▶ Given problem
Please give the count of lines holding the string "What" and nothing besides.

▶ Data excerpts
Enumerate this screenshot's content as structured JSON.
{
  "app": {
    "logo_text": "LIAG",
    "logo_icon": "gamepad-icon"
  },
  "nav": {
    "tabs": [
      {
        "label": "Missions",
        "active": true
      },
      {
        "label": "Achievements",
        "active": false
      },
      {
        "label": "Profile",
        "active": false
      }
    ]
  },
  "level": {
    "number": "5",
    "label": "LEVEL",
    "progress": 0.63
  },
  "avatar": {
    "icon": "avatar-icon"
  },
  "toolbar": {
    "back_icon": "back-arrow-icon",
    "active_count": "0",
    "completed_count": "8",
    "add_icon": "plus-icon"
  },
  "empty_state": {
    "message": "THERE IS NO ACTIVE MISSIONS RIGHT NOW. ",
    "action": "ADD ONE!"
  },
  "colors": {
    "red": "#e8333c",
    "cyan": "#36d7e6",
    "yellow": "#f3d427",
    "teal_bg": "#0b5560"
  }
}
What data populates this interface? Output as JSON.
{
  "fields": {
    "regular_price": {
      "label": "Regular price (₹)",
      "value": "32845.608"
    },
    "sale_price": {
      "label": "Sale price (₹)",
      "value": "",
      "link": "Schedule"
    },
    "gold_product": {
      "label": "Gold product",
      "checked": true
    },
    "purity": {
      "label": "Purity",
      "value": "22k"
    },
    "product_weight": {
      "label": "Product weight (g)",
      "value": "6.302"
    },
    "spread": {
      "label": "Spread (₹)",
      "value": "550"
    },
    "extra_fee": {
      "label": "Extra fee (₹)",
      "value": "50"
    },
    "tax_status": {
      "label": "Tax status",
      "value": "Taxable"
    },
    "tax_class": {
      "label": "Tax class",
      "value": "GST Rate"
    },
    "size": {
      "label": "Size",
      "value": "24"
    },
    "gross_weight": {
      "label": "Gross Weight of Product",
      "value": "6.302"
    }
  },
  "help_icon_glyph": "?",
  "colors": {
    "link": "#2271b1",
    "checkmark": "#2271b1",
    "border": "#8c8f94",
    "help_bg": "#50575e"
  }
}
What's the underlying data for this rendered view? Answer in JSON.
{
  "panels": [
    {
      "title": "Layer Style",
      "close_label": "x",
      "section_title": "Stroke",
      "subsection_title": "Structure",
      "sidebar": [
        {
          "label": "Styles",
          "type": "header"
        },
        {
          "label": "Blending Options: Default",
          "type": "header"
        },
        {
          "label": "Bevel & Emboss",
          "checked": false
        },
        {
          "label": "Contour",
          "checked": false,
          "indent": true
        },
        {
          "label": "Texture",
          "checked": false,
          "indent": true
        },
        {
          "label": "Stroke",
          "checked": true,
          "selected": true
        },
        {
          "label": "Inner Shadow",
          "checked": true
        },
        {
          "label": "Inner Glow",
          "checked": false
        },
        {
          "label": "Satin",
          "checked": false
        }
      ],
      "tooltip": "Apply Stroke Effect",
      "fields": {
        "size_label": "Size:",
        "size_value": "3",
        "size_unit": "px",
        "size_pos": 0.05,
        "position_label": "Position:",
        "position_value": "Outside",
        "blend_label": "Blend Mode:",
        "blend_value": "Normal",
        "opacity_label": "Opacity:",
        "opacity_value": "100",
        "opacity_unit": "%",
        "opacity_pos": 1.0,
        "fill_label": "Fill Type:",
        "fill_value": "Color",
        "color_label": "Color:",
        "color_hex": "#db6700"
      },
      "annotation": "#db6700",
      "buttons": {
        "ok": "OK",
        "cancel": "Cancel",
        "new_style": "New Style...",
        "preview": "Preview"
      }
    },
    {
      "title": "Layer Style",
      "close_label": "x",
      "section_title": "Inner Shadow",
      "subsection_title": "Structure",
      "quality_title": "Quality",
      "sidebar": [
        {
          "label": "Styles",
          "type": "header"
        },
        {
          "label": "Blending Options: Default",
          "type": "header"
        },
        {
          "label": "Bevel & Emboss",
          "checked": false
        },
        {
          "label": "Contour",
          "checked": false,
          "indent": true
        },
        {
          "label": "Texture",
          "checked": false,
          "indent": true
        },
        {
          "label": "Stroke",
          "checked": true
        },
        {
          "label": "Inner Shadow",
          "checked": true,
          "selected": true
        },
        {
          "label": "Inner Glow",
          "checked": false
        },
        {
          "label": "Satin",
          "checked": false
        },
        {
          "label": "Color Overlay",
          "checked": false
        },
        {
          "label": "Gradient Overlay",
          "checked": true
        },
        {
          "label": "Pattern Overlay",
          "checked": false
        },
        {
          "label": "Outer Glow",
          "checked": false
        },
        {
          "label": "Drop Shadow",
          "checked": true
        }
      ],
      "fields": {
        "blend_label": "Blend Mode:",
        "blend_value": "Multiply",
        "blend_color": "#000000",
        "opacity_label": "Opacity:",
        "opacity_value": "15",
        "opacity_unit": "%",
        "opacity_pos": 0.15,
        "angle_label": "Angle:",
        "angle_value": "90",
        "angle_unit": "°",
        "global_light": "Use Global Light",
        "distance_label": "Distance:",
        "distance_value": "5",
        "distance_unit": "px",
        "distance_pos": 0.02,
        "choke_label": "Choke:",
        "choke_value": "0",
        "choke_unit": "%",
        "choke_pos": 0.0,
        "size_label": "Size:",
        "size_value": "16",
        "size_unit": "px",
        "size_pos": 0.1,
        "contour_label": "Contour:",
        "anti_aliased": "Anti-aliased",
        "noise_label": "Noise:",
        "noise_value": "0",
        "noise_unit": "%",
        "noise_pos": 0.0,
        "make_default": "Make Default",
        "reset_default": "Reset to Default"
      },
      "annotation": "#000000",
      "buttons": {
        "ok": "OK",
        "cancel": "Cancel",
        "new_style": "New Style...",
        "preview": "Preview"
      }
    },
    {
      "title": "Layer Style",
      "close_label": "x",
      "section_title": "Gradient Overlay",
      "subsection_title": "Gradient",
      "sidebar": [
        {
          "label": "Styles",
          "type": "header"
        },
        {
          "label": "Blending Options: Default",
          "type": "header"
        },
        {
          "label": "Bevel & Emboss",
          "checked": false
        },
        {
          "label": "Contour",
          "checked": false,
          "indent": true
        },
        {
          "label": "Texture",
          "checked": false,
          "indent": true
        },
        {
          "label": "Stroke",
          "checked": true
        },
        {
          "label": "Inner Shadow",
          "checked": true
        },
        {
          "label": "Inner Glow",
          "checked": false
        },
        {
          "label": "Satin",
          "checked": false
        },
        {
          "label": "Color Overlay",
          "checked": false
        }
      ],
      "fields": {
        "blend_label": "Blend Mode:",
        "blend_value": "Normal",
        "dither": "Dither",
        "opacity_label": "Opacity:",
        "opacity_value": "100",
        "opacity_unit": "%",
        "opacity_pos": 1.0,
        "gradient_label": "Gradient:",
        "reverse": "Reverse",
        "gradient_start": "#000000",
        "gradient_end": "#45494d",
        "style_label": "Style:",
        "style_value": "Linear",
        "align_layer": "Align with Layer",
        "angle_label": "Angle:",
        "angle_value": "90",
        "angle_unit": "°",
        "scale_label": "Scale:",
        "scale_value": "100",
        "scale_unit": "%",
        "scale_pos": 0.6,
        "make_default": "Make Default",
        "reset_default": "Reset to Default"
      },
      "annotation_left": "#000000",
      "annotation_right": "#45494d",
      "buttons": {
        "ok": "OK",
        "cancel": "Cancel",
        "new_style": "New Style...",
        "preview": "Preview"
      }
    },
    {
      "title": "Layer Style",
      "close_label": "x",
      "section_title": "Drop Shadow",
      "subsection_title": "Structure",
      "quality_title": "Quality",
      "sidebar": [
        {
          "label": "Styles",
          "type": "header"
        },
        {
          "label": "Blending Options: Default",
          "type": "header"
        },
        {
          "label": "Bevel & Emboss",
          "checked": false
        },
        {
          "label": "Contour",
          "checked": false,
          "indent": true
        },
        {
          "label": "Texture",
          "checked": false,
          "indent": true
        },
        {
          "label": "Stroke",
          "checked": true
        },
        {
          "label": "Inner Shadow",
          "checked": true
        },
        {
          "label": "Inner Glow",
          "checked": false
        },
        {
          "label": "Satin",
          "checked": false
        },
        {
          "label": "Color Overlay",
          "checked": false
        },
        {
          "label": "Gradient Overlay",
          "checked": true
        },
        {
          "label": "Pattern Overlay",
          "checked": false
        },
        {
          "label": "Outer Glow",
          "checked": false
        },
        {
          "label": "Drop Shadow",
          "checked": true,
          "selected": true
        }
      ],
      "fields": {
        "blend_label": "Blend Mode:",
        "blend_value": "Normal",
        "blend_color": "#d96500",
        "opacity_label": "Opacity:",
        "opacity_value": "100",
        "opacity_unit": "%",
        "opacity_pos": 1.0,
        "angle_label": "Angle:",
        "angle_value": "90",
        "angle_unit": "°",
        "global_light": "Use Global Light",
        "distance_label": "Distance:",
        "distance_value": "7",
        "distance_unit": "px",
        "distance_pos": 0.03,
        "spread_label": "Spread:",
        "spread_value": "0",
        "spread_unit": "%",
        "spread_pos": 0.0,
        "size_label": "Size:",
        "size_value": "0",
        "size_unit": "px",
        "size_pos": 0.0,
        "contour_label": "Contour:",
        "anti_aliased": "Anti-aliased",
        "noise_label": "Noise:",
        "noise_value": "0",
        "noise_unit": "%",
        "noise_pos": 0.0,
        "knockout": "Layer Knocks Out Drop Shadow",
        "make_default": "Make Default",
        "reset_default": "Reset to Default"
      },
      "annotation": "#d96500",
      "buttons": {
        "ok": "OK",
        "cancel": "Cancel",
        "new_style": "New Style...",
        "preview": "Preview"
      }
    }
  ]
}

▶ Response to this task
2